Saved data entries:
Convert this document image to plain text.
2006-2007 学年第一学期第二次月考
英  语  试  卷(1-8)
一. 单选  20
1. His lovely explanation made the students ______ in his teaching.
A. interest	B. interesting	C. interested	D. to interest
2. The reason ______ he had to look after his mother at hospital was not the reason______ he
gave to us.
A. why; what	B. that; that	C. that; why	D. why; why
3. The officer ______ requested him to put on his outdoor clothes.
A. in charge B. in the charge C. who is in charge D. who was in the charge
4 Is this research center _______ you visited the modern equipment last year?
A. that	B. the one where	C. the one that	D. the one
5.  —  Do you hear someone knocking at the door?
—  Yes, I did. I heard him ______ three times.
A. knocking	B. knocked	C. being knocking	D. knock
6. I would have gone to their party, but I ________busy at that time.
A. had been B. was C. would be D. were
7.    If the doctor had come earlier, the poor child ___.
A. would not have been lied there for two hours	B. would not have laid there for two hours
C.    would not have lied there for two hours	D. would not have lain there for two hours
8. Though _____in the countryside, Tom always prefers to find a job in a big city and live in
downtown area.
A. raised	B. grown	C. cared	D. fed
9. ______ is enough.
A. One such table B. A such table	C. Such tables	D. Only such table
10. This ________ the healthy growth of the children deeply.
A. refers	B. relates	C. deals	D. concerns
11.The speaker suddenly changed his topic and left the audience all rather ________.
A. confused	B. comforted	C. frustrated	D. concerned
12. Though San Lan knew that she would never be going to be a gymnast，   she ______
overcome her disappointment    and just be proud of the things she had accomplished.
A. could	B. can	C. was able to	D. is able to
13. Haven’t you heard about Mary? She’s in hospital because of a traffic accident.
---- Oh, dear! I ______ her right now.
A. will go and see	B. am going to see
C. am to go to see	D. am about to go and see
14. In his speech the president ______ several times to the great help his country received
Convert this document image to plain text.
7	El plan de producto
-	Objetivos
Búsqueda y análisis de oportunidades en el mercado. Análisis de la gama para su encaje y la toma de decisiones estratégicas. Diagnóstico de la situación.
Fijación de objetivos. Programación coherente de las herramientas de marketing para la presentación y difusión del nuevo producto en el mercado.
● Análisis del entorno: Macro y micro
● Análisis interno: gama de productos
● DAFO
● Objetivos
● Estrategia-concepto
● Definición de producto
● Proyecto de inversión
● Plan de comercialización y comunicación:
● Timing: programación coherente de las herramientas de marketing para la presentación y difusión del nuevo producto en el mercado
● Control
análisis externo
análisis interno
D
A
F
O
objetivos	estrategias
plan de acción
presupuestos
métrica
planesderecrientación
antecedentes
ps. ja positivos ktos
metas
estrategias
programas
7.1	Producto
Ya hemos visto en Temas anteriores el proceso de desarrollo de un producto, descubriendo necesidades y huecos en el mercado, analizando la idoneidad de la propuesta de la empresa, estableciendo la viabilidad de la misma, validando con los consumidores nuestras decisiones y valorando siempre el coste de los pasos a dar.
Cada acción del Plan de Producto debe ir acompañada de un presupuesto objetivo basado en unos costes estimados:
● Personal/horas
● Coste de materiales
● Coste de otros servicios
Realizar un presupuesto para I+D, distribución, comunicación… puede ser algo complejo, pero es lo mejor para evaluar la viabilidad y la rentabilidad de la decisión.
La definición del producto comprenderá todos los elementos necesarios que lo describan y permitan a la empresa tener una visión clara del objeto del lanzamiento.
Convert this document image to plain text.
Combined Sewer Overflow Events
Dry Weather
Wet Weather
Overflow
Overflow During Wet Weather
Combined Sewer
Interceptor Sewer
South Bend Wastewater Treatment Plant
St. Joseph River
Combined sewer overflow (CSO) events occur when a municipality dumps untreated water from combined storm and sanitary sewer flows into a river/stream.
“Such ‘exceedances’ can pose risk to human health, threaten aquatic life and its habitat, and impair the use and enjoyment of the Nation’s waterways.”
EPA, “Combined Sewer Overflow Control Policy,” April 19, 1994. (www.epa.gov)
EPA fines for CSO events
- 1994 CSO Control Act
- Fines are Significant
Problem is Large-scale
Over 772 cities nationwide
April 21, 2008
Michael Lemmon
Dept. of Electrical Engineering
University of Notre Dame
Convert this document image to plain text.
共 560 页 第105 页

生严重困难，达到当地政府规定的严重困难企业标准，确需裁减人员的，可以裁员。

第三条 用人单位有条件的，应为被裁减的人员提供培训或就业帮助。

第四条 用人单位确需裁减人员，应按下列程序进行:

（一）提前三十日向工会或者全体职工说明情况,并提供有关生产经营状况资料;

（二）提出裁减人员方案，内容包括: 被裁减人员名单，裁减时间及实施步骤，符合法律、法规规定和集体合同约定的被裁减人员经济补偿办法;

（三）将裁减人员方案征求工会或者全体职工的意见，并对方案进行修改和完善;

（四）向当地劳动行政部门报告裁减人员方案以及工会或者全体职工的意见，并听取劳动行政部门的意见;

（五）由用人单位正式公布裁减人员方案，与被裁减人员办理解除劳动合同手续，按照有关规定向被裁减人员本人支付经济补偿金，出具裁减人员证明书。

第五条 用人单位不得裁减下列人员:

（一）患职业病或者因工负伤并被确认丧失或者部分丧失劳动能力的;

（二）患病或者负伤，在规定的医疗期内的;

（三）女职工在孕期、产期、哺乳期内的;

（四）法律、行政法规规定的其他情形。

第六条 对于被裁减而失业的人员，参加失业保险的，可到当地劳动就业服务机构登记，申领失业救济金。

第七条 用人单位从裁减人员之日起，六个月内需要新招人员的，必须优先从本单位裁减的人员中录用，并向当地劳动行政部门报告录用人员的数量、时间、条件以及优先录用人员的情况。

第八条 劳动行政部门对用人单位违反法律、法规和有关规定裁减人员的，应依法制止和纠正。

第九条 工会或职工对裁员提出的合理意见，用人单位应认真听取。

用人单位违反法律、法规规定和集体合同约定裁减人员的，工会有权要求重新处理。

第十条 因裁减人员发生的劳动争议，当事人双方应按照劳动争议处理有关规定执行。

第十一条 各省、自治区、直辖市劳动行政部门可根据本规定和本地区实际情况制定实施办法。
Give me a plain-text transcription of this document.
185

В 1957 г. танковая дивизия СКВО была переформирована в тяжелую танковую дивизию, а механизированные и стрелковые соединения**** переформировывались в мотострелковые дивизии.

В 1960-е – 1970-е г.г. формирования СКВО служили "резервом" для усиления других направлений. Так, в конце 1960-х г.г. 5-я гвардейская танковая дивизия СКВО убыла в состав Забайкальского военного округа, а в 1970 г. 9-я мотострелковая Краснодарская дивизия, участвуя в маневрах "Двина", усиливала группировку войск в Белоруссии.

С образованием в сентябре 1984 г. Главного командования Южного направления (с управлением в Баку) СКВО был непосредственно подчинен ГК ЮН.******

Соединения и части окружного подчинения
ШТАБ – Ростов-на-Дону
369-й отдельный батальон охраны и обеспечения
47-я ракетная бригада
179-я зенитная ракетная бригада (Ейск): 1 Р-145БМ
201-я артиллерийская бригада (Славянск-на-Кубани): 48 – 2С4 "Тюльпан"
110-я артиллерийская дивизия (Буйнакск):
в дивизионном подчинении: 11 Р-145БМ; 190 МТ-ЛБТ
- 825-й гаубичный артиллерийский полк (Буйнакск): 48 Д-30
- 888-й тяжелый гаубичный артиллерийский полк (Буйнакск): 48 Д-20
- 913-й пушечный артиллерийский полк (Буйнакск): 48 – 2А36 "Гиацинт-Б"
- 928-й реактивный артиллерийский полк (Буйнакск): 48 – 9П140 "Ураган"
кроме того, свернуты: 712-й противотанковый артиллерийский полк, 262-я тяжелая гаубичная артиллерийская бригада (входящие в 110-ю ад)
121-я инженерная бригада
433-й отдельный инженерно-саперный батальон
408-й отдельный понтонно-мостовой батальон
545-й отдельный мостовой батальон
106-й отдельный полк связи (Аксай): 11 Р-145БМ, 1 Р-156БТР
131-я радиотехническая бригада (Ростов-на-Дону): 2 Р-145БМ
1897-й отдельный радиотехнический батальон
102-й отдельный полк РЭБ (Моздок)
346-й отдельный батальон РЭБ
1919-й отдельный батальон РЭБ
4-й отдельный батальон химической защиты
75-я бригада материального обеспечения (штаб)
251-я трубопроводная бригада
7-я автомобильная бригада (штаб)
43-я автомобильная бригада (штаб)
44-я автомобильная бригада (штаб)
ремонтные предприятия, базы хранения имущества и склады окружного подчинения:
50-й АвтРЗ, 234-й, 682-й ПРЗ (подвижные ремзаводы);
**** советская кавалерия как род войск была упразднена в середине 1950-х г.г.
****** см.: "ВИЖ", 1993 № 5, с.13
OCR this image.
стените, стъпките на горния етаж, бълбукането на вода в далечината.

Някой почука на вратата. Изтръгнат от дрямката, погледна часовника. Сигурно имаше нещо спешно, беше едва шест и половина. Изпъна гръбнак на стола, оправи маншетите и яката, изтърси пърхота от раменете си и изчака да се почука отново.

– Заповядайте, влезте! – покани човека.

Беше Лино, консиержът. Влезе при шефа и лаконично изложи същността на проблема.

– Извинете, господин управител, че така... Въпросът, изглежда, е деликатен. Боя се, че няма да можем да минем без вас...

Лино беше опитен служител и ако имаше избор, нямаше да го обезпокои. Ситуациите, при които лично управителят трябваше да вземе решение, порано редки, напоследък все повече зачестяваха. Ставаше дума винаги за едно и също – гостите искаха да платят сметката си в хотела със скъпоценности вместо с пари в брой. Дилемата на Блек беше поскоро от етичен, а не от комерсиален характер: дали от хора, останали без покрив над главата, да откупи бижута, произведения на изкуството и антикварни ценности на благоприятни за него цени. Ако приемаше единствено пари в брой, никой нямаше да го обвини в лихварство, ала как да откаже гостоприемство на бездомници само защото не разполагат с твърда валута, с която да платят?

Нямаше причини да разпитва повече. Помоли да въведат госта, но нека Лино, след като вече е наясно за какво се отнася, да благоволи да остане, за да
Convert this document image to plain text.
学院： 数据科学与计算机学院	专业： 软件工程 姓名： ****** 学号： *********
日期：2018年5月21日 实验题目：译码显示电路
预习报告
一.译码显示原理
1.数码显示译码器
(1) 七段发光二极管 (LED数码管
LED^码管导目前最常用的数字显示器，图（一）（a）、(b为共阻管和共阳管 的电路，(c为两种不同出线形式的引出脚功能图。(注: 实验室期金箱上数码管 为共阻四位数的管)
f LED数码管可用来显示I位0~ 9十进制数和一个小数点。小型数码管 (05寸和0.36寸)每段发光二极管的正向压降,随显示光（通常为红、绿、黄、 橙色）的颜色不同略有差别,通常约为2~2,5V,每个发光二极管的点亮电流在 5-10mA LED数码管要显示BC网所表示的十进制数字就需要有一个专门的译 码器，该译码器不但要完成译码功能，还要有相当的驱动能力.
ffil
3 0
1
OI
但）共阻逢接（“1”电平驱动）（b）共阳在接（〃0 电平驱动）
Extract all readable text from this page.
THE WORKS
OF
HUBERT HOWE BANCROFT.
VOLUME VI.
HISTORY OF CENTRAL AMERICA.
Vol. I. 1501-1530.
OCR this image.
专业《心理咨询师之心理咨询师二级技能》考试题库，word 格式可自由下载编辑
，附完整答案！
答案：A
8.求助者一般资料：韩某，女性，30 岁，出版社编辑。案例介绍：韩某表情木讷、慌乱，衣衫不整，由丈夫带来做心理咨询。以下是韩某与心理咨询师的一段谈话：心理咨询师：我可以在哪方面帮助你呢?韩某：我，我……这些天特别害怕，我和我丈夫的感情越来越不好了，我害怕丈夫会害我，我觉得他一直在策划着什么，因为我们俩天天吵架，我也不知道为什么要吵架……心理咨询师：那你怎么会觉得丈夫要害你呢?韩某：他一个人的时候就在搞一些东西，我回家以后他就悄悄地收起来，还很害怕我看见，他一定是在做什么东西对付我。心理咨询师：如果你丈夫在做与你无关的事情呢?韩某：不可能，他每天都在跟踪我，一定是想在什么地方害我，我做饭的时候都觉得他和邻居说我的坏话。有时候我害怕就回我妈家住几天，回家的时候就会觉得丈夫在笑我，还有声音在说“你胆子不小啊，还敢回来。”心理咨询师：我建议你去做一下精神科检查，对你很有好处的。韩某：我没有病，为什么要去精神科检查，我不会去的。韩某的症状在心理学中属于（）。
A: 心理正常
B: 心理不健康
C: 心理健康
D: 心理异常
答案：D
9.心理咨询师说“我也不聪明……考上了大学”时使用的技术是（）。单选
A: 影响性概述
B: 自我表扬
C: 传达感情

> Stated goal
Determine the number of lines in the entries above where the string "hospital" appears. Answer with the number alone.

> Response below
2